* [Brief] Take each line that has the word "server" and return it.

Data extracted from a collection
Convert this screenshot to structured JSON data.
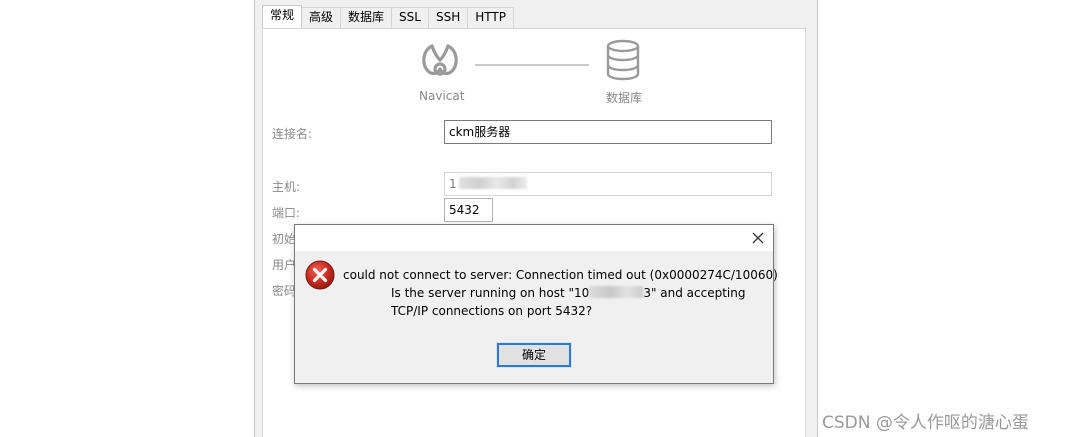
{
  "tabs": [
    "常规",
    "高级",
    "数据库",
    "SSL",
    "SSH",
    "HTTP"
  ],
  "diagram": {
    "left_caption": "Navicat",
    "right_caption": "数据库"
  },
  "form": {
    "connection_name_label": "连接名:",
    "connection_name_value": "ckm服务器",
    "host_label": "主机:",
    "host_value_prefix": "1",
    "port_label": "端口:",
    "port_value": "5432",
    "initial_db_label_partial": "初始",
    "user_label_partial": "用户",
    "password_label_partial": "密码"
  },
  "dialog": {
    "line1": "could not connect to server: Connection timed out (0x0000274C/10060)",
    "line2_prefix": "Is the server running on host \"10",
    "line2_suffix": "3\" and accepting",
    "line3": "TCP/IP connections on port 5432?",
    "ok_label": "确定",
    "icons": {
      "error": "error-circle-icon",
      "close": "close-icon"
    },
    "colors": {
      "error_red": "#c42b1c",
      "focus_blue": "#2b79d8"
    }
  },
  "watermark": "CSDN @令人作呕的溏心蛋"
}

* [Finished answer]
    "line1": "could not connect to server: Connection timed out (0x0000274C/10060)",
    "line2_prefix": "Is the server running on host \"10",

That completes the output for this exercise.